Each line of the data that includes the string "this" is to be copied out.

— Start of Data shown —

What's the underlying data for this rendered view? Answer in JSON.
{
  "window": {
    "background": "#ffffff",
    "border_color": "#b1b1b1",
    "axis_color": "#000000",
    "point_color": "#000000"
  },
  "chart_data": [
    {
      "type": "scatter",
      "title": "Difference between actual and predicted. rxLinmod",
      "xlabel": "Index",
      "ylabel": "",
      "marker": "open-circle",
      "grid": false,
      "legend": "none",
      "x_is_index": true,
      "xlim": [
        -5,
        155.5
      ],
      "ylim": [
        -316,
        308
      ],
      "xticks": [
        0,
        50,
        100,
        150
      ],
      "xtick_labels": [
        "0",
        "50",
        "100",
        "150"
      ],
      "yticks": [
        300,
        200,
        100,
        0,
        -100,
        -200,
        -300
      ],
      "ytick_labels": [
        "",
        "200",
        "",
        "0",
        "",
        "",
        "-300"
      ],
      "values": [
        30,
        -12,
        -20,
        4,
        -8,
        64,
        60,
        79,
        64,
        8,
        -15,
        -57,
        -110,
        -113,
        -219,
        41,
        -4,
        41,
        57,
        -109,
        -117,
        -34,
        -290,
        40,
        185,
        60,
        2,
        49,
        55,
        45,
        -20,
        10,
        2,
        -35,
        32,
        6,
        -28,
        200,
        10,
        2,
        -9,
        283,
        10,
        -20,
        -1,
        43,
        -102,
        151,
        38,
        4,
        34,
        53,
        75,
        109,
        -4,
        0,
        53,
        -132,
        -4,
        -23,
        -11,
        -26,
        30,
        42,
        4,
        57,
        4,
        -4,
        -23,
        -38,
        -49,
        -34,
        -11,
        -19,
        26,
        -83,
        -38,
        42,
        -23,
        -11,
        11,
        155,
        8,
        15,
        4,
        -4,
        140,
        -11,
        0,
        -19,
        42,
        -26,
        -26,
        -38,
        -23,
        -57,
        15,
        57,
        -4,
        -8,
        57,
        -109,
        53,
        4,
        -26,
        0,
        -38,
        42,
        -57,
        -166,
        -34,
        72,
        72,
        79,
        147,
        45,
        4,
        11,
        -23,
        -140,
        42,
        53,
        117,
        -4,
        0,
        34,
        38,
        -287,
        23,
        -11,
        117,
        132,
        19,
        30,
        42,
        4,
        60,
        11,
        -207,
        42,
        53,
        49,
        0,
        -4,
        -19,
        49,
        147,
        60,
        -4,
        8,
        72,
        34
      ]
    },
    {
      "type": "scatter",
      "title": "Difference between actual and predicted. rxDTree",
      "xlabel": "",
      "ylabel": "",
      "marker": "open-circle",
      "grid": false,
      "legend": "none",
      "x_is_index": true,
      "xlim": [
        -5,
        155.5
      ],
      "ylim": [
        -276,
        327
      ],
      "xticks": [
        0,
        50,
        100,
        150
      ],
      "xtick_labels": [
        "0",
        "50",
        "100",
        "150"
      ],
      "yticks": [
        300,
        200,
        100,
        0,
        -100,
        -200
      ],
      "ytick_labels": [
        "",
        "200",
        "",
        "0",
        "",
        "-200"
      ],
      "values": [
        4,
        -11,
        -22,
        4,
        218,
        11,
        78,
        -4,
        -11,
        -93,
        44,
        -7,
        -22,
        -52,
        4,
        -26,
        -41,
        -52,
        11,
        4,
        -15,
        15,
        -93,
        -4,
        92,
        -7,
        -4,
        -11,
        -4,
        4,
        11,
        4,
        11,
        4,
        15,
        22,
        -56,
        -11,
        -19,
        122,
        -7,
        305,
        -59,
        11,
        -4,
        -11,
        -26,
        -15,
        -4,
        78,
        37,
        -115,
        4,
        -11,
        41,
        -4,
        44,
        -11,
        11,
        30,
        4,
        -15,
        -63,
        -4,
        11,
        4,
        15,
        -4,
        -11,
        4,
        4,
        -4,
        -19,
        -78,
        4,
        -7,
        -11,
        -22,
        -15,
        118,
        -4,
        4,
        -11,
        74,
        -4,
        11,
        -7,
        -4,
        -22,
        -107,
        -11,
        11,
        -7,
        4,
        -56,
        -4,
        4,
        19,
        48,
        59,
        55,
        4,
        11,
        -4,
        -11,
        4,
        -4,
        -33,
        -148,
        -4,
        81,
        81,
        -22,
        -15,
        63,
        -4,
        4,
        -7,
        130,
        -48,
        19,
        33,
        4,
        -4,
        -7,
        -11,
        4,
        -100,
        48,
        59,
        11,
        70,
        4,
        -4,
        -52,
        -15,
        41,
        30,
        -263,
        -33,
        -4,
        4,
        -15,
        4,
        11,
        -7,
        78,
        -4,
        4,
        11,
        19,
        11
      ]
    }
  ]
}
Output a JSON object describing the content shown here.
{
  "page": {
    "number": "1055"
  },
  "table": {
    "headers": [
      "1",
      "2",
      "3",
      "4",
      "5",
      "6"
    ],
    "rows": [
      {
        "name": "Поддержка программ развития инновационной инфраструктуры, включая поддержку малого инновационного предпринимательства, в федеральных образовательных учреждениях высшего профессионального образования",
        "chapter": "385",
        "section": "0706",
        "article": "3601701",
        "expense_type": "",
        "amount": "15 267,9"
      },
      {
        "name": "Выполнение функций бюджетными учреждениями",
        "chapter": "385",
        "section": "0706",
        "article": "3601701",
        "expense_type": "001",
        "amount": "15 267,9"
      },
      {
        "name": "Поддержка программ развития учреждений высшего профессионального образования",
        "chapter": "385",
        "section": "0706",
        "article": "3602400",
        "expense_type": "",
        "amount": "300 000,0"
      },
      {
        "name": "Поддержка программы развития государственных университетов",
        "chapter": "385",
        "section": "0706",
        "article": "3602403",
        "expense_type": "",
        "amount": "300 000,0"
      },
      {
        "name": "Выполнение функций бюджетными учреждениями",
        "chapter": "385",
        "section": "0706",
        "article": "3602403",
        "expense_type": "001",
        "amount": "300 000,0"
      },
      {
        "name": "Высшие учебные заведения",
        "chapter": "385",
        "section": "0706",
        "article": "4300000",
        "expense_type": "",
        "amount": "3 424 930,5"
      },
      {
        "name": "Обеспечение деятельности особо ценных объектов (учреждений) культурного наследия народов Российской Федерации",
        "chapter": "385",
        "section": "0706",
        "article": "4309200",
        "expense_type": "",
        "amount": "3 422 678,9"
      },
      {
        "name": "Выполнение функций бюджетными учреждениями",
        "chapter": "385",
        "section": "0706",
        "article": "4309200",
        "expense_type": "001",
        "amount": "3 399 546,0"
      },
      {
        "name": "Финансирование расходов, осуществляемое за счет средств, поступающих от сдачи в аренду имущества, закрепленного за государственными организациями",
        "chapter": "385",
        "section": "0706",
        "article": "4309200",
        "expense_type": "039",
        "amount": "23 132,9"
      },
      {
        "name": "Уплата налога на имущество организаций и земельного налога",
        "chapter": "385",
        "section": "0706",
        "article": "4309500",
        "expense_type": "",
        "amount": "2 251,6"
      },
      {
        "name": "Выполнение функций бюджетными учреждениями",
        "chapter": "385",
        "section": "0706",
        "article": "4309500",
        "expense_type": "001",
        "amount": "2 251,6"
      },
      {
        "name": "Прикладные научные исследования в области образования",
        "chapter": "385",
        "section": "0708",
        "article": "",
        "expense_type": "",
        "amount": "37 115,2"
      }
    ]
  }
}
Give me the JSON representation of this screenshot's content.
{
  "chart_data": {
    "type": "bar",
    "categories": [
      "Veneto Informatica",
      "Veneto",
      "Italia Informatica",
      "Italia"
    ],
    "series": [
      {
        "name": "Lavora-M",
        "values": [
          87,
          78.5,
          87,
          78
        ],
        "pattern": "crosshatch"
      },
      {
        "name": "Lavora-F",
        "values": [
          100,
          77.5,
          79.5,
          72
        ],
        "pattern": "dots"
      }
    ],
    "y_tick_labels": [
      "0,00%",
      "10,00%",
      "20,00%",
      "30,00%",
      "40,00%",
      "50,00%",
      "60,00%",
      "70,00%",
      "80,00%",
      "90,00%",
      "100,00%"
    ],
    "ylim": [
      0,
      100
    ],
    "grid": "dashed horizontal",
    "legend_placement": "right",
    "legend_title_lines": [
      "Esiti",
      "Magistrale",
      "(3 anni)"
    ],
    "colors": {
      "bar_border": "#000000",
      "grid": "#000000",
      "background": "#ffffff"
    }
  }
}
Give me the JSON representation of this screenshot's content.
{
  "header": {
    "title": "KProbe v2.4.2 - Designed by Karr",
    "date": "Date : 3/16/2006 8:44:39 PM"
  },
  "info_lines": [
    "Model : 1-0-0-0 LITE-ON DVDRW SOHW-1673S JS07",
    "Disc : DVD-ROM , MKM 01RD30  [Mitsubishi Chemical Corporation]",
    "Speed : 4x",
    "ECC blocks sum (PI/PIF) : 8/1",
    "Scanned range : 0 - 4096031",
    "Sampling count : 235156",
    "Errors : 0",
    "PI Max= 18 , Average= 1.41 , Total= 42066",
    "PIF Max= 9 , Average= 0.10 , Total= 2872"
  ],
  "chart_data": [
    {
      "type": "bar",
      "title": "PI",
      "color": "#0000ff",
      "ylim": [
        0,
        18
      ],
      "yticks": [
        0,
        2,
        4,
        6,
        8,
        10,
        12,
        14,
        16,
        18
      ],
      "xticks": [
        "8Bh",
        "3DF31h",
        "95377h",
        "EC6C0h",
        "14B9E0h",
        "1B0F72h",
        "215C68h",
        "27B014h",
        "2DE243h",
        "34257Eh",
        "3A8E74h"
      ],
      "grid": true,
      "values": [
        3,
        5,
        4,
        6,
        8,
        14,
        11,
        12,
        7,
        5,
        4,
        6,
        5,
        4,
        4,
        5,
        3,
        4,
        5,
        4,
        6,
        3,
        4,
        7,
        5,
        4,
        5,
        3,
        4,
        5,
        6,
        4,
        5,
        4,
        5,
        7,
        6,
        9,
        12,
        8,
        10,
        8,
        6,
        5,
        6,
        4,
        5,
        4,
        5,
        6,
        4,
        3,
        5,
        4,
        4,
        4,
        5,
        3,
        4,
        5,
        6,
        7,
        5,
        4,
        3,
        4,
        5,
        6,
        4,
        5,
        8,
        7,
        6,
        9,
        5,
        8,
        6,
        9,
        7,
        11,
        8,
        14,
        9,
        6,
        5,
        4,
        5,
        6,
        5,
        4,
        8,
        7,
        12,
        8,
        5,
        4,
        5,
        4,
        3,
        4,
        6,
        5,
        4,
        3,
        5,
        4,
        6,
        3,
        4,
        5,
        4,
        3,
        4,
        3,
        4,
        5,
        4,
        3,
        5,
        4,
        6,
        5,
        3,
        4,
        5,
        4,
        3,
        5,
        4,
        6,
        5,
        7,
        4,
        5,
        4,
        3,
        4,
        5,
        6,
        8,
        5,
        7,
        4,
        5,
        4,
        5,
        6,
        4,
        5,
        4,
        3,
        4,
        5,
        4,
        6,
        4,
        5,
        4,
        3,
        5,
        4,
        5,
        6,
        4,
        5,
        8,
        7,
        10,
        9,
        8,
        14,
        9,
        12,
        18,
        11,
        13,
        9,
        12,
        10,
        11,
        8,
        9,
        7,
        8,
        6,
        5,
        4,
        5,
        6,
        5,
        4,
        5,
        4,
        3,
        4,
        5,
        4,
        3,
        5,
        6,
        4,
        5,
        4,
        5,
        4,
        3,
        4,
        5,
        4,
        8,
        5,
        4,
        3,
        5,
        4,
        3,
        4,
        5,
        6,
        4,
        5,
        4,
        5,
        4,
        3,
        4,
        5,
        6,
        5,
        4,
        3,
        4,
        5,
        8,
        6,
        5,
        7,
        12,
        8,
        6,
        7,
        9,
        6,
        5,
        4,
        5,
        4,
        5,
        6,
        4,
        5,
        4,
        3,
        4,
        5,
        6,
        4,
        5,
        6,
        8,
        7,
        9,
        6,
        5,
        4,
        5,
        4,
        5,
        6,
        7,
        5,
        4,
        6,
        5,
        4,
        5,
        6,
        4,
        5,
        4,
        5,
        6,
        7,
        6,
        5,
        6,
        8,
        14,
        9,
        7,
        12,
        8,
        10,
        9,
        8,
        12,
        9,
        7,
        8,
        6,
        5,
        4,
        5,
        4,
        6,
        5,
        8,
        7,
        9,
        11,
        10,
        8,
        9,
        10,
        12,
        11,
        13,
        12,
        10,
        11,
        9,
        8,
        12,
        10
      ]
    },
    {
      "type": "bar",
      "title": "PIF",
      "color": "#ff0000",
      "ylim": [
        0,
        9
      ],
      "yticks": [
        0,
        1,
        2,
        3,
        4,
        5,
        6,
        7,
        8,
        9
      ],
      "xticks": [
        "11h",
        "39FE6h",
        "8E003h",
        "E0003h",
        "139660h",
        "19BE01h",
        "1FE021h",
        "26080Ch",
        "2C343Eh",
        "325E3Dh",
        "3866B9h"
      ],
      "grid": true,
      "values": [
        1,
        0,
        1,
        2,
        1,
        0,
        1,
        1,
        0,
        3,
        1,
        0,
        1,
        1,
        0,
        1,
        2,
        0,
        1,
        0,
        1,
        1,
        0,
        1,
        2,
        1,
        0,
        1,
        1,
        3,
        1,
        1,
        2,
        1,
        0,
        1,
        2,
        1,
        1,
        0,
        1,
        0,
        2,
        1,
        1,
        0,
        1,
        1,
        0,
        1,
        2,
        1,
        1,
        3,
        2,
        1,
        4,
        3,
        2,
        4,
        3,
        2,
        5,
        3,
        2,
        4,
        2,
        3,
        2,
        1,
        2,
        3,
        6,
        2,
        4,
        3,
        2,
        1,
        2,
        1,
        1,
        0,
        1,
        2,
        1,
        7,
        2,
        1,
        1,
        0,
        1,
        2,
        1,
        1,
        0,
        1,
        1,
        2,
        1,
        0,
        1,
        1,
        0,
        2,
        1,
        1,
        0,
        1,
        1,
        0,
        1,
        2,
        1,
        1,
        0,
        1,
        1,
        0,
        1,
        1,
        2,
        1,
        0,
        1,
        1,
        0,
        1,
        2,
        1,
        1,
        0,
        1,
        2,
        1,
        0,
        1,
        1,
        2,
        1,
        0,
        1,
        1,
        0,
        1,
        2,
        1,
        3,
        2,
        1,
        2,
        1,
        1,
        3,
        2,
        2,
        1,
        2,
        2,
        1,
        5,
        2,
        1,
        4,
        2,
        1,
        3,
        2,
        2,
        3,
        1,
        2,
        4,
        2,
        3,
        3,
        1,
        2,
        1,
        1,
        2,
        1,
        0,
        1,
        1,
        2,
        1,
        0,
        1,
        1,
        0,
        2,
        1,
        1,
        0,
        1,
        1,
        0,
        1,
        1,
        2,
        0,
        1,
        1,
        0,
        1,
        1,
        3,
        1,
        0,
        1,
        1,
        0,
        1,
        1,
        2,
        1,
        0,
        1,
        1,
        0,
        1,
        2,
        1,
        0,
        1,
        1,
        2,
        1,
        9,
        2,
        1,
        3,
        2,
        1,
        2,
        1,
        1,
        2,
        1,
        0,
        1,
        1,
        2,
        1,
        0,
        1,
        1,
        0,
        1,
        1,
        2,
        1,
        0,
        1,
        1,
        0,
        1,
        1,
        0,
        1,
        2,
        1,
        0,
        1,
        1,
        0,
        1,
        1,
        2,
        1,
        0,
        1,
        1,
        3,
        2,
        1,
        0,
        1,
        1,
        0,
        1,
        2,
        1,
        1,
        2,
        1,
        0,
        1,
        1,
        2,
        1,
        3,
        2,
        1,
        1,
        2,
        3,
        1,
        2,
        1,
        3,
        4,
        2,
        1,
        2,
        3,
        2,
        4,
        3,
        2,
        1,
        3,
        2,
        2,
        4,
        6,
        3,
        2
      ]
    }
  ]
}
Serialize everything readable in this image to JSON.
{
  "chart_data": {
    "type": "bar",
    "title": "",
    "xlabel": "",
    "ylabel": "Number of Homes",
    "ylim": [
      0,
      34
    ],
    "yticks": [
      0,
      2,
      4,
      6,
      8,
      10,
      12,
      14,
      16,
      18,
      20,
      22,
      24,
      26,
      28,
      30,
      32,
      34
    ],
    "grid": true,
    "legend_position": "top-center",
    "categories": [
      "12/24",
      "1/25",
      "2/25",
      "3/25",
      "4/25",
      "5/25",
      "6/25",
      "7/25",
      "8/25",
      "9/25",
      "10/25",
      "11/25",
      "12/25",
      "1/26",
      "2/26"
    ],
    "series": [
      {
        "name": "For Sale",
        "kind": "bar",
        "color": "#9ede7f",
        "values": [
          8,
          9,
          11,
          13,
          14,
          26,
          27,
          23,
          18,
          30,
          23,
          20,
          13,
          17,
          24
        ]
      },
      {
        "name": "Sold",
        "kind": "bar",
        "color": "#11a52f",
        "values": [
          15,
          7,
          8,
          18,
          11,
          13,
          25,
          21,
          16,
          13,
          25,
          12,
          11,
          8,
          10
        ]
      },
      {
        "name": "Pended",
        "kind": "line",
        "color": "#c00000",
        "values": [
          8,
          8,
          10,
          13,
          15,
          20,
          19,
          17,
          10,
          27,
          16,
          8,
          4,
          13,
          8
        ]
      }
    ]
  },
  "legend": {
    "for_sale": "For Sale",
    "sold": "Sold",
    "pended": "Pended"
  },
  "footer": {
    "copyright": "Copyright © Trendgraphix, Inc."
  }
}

— End of Data shown —

### Reply to the exercise
What's the underlying data for this rendered view? Answer in JSON.
Give me the JSON representation of this screenshot's content.
Give me the JSON representation of this screenshot's content.
Serialize everything readable in this image to JSON.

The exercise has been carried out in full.